┌────────

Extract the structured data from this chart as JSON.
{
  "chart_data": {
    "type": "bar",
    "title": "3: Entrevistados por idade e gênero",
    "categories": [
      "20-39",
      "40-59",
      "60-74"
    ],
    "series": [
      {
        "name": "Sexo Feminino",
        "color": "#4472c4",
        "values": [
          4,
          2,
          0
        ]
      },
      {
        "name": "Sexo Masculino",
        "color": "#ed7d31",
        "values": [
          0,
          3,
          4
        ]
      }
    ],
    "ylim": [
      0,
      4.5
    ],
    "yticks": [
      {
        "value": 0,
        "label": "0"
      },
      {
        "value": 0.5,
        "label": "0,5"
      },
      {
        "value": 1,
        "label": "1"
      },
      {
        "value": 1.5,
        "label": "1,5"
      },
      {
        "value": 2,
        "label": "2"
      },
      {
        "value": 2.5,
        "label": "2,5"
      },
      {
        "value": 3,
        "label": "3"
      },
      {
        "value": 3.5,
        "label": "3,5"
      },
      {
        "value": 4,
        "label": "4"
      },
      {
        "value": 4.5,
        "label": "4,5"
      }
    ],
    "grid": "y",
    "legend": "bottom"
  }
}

└────────
┌────────

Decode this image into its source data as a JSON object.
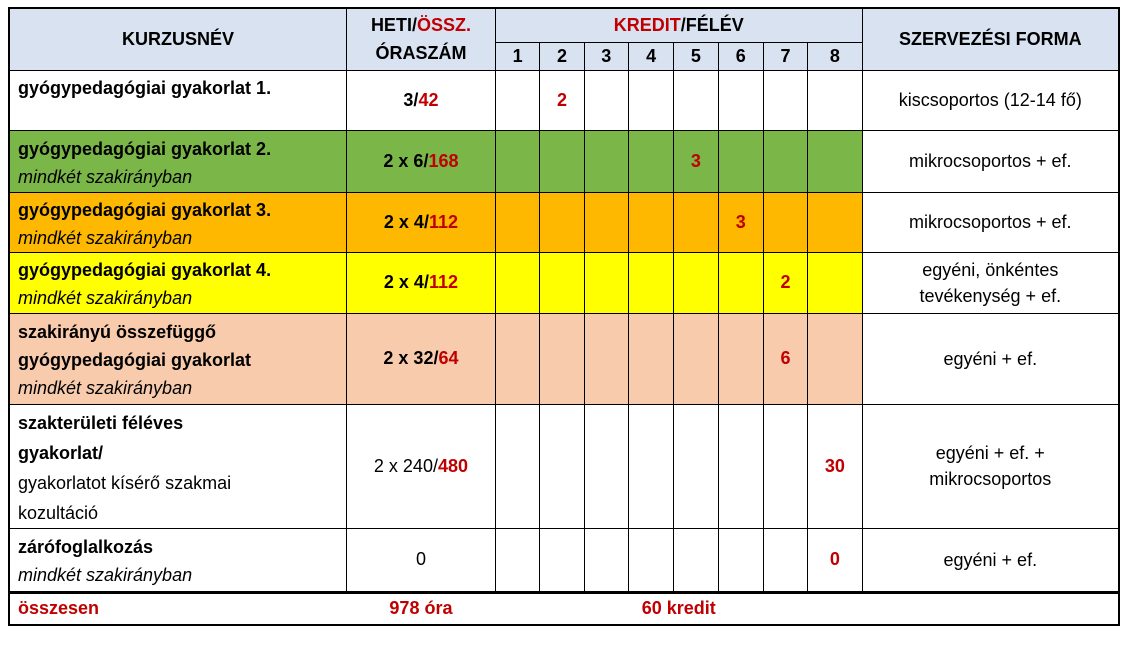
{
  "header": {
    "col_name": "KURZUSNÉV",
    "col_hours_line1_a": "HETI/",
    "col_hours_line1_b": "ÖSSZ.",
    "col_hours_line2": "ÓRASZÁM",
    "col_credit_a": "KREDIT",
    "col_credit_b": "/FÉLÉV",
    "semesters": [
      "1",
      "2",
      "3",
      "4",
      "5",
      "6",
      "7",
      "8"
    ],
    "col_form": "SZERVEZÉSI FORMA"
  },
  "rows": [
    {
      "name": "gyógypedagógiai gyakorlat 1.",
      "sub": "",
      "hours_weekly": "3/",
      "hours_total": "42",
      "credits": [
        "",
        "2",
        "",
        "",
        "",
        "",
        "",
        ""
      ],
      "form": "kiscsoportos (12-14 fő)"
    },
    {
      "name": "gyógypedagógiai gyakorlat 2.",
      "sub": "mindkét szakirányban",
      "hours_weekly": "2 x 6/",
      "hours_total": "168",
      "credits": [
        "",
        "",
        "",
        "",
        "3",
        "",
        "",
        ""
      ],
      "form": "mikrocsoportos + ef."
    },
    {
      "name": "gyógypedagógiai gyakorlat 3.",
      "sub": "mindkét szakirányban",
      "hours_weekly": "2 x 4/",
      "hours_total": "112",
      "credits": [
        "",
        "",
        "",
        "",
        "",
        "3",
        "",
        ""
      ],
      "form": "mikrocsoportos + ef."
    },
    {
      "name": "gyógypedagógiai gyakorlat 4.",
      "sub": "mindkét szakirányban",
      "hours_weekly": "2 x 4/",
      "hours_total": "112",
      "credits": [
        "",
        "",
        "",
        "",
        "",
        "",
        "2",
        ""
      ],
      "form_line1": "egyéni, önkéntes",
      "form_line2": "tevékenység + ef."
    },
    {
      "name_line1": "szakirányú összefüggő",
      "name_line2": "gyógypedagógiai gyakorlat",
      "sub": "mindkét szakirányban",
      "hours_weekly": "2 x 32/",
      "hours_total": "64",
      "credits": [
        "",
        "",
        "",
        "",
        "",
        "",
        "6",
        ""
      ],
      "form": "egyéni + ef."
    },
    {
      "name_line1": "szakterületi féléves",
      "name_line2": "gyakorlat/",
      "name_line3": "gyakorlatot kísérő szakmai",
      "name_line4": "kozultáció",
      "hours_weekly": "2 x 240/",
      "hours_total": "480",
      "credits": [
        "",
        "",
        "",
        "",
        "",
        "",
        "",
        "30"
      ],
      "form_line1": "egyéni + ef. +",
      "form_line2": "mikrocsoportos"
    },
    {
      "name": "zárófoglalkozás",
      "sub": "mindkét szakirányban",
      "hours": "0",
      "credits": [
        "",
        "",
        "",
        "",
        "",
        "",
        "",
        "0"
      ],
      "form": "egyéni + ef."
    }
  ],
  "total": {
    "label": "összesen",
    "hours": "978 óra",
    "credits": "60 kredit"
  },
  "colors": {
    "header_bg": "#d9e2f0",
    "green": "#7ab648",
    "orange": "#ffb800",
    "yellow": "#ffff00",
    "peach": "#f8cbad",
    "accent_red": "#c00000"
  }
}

└────────

• [PROBLEM]: Work out the number of lines in this listing that include the word "gyógypedagógiai". Reply with that number only.

• [RESPONSE]: 5